(Data items)

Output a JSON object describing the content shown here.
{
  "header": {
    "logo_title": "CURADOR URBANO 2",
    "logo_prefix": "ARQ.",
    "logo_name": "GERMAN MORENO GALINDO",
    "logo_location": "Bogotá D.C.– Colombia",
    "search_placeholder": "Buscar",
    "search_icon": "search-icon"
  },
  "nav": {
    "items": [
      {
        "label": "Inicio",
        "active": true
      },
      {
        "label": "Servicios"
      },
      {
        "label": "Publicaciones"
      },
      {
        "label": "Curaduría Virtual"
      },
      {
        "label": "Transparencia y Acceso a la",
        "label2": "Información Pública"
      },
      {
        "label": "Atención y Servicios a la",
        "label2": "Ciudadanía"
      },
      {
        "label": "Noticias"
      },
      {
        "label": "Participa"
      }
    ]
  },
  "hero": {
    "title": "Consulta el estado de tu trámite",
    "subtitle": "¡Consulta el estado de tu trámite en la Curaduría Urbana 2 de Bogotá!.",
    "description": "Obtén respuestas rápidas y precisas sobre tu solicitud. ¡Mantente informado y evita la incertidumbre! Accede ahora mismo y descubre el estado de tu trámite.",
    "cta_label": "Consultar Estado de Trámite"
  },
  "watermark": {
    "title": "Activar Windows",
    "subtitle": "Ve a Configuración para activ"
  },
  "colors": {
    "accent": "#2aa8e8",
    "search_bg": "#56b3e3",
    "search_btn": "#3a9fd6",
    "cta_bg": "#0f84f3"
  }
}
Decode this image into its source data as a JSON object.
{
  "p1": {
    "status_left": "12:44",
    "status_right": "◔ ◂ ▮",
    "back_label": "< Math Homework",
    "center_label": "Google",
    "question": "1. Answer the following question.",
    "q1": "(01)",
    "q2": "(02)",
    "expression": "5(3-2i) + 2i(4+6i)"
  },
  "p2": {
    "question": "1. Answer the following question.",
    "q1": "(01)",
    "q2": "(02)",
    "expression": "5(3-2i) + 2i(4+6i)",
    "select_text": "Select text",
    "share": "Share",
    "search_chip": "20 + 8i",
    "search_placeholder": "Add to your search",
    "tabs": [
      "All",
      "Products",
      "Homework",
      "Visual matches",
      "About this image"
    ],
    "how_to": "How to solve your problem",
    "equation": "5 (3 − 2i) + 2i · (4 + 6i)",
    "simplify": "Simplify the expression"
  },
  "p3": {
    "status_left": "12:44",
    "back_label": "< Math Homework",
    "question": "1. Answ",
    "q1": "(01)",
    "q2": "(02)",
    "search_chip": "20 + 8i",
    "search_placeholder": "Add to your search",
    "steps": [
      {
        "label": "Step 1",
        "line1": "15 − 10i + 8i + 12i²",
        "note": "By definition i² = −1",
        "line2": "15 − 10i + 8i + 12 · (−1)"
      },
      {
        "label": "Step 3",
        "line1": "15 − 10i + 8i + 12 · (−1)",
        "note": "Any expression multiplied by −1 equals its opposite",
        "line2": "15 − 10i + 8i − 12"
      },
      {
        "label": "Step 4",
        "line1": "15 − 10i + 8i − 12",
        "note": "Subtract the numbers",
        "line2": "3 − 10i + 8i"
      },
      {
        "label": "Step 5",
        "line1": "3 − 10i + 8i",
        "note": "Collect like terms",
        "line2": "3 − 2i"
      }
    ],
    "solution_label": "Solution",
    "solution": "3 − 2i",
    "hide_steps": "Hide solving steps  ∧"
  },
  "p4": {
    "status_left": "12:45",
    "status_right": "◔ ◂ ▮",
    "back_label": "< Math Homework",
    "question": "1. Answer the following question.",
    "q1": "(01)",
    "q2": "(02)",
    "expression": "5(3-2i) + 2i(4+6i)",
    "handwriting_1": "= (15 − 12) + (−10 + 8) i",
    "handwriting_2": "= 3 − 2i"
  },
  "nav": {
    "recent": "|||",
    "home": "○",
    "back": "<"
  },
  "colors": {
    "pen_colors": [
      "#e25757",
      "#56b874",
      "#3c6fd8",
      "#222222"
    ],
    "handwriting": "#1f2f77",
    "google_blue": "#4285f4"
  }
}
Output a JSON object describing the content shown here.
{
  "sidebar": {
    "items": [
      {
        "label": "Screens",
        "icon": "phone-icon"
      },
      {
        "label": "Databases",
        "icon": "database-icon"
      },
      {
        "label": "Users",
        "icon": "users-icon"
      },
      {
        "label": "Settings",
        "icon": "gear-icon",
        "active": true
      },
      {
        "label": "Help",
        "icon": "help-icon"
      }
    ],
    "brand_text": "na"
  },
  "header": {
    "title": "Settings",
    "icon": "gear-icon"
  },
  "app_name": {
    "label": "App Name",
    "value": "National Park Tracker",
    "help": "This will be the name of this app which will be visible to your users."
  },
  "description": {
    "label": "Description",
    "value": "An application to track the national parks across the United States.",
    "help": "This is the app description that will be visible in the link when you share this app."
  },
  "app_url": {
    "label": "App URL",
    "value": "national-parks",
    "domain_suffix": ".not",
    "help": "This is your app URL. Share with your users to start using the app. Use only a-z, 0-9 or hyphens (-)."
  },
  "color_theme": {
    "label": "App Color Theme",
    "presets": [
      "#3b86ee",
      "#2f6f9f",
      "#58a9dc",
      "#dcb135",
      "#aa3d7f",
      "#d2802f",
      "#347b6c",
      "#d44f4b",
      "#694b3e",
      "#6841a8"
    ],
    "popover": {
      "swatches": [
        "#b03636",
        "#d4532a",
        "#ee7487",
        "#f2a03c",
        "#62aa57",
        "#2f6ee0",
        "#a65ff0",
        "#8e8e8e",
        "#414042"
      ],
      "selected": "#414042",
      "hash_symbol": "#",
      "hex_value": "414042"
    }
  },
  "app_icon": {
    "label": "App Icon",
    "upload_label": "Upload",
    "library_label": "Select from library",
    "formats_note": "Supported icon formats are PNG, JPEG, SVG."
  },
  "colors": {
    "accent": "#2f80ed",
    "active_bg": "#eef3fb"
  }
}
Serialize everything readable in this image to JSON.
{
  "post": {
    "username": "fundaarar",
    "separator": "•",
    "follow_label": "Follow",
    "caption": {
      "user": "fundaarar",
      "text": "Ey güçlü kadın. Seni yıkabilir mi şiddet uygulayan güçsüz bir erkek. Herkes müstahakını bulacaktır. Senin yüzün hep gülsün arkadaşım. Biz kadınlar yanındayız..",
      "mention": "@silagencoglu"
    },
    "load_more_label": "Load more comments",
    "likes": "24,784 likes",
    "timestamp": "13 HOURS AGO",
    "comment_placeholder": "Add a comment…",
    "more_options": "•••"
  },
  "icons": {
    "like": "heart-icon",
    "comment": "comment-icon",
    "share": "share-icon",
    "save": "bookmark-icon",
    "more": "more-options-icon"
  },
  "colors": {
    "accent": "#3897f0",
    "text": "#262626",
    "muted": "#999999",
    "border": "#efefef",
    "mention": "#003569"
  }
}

- Your task -
Retype the material in full, character for character.

- Output of the exercise -
Output a JSON object describing the content shown here.
{
  "header": {
    "logo_title": "CURADOR URBANO 2",
    "logo_prefix": "ARQ.",
    "logo_name": "GERMAN MORENO GALINDO",
    "logo_location": "Bogotá D.C.– Colombia",
    "search_placeholder": "Buscar",
    "search_icon": "search-icon"
  },
  "nav": {
    "items": [
      {
        "label": "Inicio",
        "active": true
      },
      {
        "label": "Servicios"
      },
      {
        "label": "Publicaciones"
      },
      {
        "label": "Curaduría Virtual"
      },
      {
        "label": "Transparencia y Acceso a la",
        "label2": "Información Pública"
      },
      {
        "label": "Atención y Servicios a la",
        "label2": "Ciudadanía"
      },
      {
        "label": "Noticias"
      },
      {
        "label": "Participa"
      }
    ]
  },
  "hero": {
    "title": "Consulta el estado de tu trámite",
    "subtitle": "¡Consulta el estado de tu trámite en la Curaduría Urbana 2 de Bogotá!.",
    "description": "Obtén respuestas rápidas y precisas sobre tu solicitud. ¡Mantente informado y evita la incertidumbre! Accede ahora mismo y descubre el estado de tu trámite.",
    "cta_label": "Consultar Estado de Trámite"
  },
  "watermark": {
    "title": "Activar Windows",
    "subtitle": "Ve a Configuración para activ"
  },
  "colors": {
    "accent": "#2aa8e8",
    "search_bg": "#56b3e3",
    "search_btn": "#3a9fd6",
    "cta_bg": "#0f84f3"
  }
}
Decode this image into its source data as a JSON object.
{
  "p1": {
    "status_left": "12:44",
    "status_right": "◔ ◂ ▮",
    "back_label": "< Math Homework",
    "center_label": "Google",
    "question": "1. Answer the following question.",
    "q1": "(01)",
    "q2": "(02)",
    "expression": "5(3-2i) + 2i(4+6i)"
  },
  "p2": {
    "question": "1. Answer the following question.",
    "q1": "(01)",
    "q2": "(02)",
    "expression": "5(3-2i) + 2i(4+6i)",
    "select_text": "Select text",
    "share": "Share",
    "search_chip": "20 + 8i",
    "search_placeholder": "Add to your search",
    "tabs": [
      "All",
      "Products",
      "Homework",
      "Visual matches",
      "About this image"
    ],
    "how_to": "How to solve your problem",
    "equation": "5 (3 − 2i) + 2i · (4 + 6i)",
    "simplify": "Simplify the expression"
  },
  "p3": {
    "status_left": "12:44",
    "back_label": "< Math Homework",
    "question": "1. Answ",
    "q1": "(01)",
    "q2": "(02)",
    "search_chip": "20 + 8i",
    "search_placeholder": "Add to your search",
    "steps": [
      {
        "label": "Step 1",
        "line1": "15 − 10i + 8i + 12i²",
        "note": "By definition i² = −1",
        "line2": "15 − 10i + 8i + 12 · (−1)"
      },
      {
        "label": "Step 3",
        "line1": "15 − 10i + 8i + 12 · (−1)",
        "note": "Any expression multiplied by −1 equals its opposite",
        "line2": "15 − 10i + 8i − 12"
      },
      {
        "label": "Step 4",
        "line1": "15 − 10i + 8i − 12",
        "note": "Subtract the numbers",
        "line2": "3 − 10i + 8i"
      },
      {
        "label": "Step 5",
        "line1": "3 − 10i + 8i",
        "note": "Collect like terms",
        "line2": "3 − 2i"
      }
    ],
    "solution_label": "Solution",
    "solution": "3 − 2i",
    "hide_steps": "Hide solving steps  ∧"
  },
  "p4": {
    "status_left": "12:45",
    "status_right": "◔ ◂ ▮",
    "back_label": "< Math Homework",
    "question": "1. Answer the following question.",
    "q1": "(01)",
    "q2": "(02)",
    "expression": "5(3-2i) + 2i(4+6i)",
    "handwriting_1": "= (15 − 12) + (−10 + 8) i",
    "handwriting_2": "= 3 − 2i"
  },
  "nav": {
    "recent": "|||",
    "home": "○",
    "back": "<"
  },
  "colors": {
    "pen_colors": [
      "#e25757",
      "#56b874",
      "#3c6fd8",
      "#222222"
    ],
    "handwriting": "#1f2f77",
    "google_blue": "#4285f4"
  }
}
Output a JSON object describing the content shown here.
{
  "sidebar": {
    "items": [
      {
        "label": "Screens",
        "icon": "phone-icon"
      },
      {
        "label": "Databases",
        "icon": "database-icon"
      },
      {
        "label": "Users",
        "icon": "users-icon"
      },
      {
        "label": "Settings",
        "icon": "gear-icon",
        "active": true
      },
      {
        "label": "Help",
        "icon": "help-icon"
      }
    ],
    "brand_text": "na"
  },
  "header": {
    "title": "Settings",
    "icon": "gear-icon"
  },
  "app_name": {
    "label": "App Name",
    "value": "National Park Tracker",
    "help": "This will be the name of this app which will be visible to your users."
  },
  "description": {
    "label": "Description",
    "value": "An application to track the national parks across the United States.",
    "help": "This is the app description that will be visible in the link when you share this app."
  },
  "app_url": {
    "label": "App URL",
    "value": "national-parks",
    "domain_suffix": ".not",
    "help": "This is your app URL. Share with your users to start using the app. Use only a-z, 0-9 or hyphens (-)."
  },
  "color_theme": {
    "label": "App Color Theme",
    "presets": [
      "#3b86ee",
      "#2f6f9f",
      "#58a9dc",
      "#dcb135",
      "#aa3d7f",
      "#d2802f",
      "#347b6c",
      "#d44f4b",
      "#694b3e",
      "#6841a8"
    ],
    "popover": {
      "swatches": [
        "#b03636",
        "#d4532a",
        "#ee7487",
        "#f2a03c",
        "#62aa57",
        "#2f6ee0",
        "#a65ff0",
        "#8e8e8e",
        "#414042"
      ],
      "selected": "#414042",
      "hash_symbol": "#",
      "hex_value": "414042"
    }
  },
  "app_icon": {
    "label": "App Icon",
    "upload_label": "Upload",
    "library_label": "Select from library",
    "formats_note": "Supported icon formats are PNG, JPEG, SVG."
  },
  "colors": {
    "accent": "#2f80ed",
    "active_bg": "#eef3fb"
  }
}
Serialize everything readable in this image to JSON.
{
  "post": {
    "username": "fundaarar",
    "separator": "•",
    "follow_label": "Follow",
    "caption": {
      "user": "fundaarar",
      "text": "Ey güçlü kadın. Seni yıkabilir mi şiddet uygulayan güçsüz bir erkek. Herkes müstahakını bulacaktır. Senin yüzün hep gülsün arkadaşım. Biz kadınlar yanındayız..",
      "mention": "@silagencoglu"
    },
    "load_more_label": "Load more comments",
    "likes": "24,784 likes",
    "timestamp": "13 HOURS AGO",
    "comment_placeholder": "Add a comment…",
    "more_options": "•••"
  },
  "icons": {
    "like": "heart-icon",
    "comment": "comment-icon",
    "share": "share-icon",
    "save": "bookmark-icon",
    "more": "more-options-icon"
  },
  "colors": {
    "accent": "#3897f0",
    "text": "#262626",
    "muted": "#999999",
    "border": "#efefef",
    "mention": "#003569"
  }
}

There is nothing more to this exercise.